(Your instructions)
Below are some entries; can you quote all of them exactly?

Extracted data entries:
· · · · ·

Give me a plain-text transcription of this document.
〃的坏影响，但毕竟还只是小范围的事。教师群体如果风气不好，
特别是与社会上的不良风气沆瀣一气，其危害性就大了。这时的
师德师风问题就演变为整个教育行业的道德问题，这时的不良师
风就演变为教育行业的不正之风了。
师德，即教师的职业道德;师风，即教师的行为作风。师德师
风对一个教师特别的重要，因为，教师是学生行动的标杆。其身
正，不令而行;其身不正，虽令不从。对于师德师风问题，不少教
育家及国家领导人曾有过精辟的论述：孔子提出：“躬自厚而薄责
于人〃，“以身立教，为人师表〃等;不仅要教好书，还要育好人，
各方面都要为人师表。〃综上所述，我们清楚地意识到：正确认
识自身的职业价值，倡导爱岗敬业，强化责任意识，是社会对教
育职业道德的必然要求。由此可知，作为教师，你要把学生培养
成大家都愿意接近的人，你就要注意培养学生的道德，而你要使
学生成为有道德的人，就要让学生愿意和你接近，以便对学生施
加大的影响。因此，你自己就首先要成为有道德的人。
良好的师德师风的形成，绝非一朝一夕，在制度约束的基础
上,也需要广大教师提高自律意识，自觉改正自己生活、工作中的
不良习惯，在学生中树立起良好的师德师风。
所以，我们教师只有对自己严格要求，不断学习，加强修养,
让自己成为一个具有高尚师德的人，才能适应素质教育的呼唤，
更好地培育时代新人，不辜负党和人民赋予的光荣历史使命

· · · · ·

(Written answer)
Give me a plain-text transcription of this document.
〃的坏影响，但毕竟还只是小范围的事。教师群体如果风气不好，
特别是与社会上的不良风气沆瀣一气，其危害性就大了。这时的
师德师风问题就演变为整个教育行业的道德问题，这时的不良师
风就演变为教育行业的不正之风了。
师德，即教师的职业道德;师风，即教师的行为作风。师德师
风对一个教师特别的重要，因为，教师是学生行动的标杆。其身
正，不令而行;其身不正，虽令不从。对于师德师风问题，不少教
育家及国家领导人曾有过精辟的论述：孔子提出：“躬自厚而薄责
于人〃，“以身立教，为人师表〃等;不仅要教好书，还要育好人，
各方面都要为人师表。〃综上所述，我们清楚地意识到：正确认
识自身的职业价值，倡导爱岗敬业，强化责任意识，是社会对教
育职业道德的必然要求。由此可知，作为教师，你要把学生培养
成大家都愿意接近的人，你就要注意培养学生的道德，而你要使
学生成为有道德的人，就要让学生愿意和你接近，以便对学生施
加大的影响。因此，你自己就首先要成为有道德的人。
良好的师德师风的形成，绝非一朝一夕，在制度约束的基础
上,也需要广大教师提高自律意识，自觉改正自己生活、工作中的
不良习惯，在学生中树立起良好的师德师风。
所以，我们教师只有对自己严格要求，不断学习，加强修养,
让自己成为一个具有高尚师德的人，才能适应素质教育的呼唤，
更好地培育时代新人，不辜负党和人民赋予的光荣历史使命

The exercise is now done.